Search the material for the word "this" and report each line where it turns up.

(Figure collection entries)
::::

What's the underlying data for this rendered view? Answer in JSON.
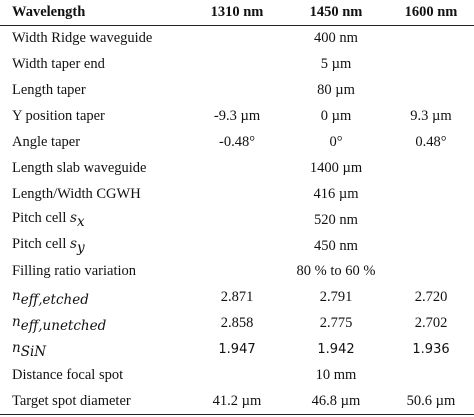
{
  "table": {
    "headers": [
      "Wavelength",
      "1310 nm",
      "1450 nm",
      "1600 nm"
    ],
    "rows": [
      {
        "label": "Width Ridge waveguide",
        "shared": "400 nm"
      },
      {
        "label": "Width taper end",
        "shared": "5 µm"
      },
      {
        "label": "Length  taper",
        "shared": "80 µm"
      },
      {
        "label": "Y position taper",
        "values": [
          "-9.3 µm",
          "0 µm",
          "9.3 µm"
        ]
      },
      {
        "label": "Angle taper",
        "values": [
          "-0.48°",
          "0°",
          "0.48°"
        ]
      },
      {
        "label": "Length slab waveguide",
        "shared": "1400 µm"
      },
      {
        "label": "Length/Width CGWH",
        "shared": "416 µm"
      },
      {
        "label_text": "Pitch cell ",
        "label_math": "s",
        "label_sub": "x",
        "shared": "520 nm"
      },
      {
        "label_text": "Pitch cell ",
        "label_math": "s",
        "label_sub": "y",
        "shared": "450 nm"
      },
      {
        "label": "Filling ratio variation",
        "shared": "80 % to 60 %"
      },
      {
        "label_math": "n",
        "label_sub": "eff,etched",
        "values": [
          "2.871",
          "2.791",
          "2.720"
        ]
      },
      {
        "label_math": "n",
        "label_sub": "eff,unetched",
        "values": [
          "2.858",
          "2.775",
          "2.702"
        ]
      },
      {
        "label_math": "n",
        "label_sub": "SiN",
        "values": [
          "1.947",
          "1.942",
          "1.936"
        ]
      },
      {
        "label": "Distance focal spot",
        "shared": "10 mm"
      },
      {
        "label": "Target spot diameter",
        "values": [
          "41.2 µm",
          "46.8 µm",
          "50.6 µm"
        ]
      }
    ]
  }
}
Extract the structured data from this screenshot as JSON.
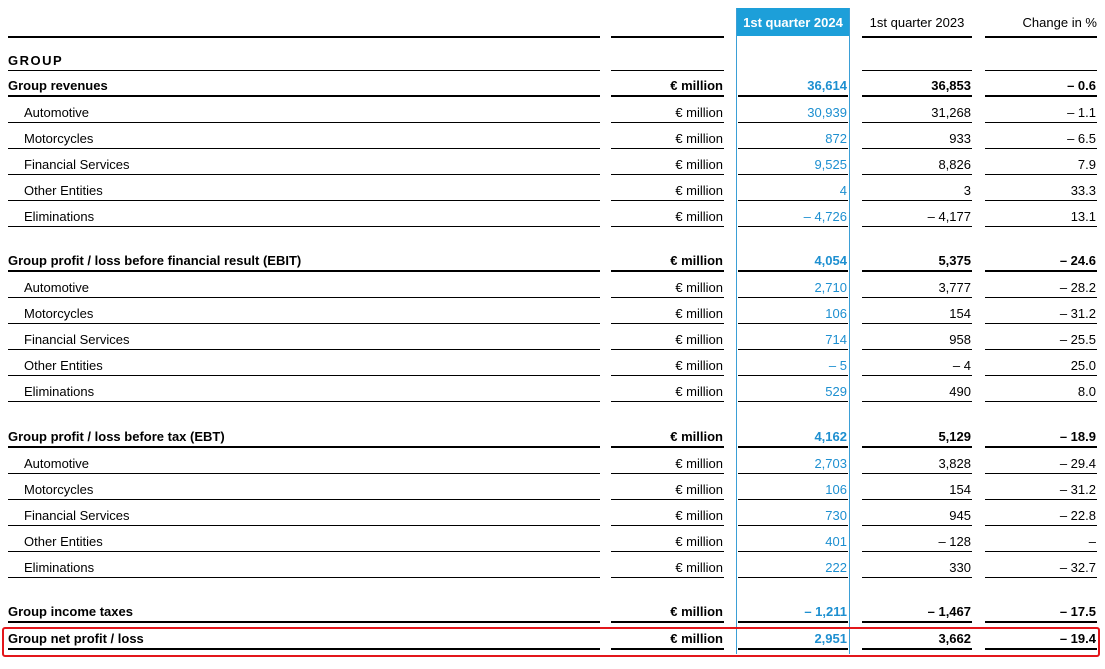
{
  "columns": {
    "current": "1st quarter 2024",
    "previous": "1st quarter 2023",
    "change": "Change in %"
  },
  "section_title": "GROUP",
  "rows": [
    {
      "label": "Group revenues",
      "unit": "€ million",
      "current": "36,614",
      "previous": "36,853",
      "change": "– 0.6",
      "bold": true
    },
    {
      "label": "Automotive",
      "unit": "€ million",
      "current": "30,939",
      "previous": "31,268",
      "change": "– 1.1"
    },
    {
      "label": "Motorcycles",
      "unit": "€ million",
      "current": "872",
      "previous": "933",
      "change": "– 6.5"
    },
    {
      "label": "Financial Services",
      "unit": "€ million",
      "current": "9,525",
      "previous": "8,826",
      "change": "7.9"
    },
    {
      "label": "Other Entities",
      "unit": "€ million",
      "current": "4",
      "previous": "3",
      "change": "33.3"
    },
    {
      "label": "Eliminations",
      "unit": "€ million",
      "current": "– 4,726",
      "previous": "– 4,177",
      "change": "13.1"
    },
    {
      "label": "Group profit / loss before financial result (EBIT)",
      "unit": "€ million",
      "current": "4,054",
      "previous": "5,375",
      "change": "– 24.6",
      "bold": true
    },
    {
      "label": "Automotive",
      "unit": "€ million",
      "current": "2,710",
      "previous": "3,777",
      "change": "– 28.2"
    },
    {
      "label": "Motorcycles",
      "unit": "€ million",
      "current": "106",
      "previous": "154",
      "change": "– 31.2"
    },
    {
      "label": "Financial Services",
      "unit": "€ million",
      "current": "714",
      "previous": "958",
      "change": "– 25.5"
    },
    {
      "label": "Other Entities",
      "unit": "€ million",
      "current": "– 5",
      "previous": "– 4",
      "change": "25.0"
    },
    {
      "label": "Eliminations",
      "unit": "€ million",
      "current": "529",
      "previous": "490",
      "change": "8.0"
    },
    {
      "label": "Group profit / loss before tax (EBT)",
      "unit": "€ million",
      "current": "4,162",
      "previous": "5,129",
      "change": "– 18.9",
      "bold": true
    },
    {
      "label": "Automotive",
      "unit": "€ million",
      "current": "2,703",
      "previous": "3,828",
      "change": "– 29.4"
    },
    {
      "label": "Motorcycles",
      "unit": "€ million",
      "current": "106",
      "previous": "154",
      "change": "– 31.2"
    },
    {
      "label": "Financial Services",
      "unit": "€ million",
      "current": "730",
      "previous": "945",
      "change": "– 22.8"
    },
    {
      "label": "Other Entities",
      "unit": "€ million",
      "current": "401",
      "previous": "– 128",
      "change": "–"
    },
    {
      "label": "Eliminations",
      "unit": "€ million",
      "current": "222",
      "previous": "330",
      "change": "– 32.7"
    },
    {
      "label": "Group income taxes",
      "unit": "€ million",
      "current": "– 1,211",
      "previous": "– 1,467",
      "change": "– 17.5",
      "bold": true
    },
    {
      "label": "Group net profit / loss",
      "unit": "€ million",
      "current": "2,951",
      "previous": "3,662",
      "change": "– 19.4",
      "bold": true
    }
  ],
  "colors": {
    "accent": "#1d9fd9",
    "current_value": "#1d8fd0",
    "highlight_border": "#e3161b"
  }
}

::::

● REPLY:
What's the underlying data for this rendered view? Answer in JSON.
Extract the structured data from this screenshot as JSON.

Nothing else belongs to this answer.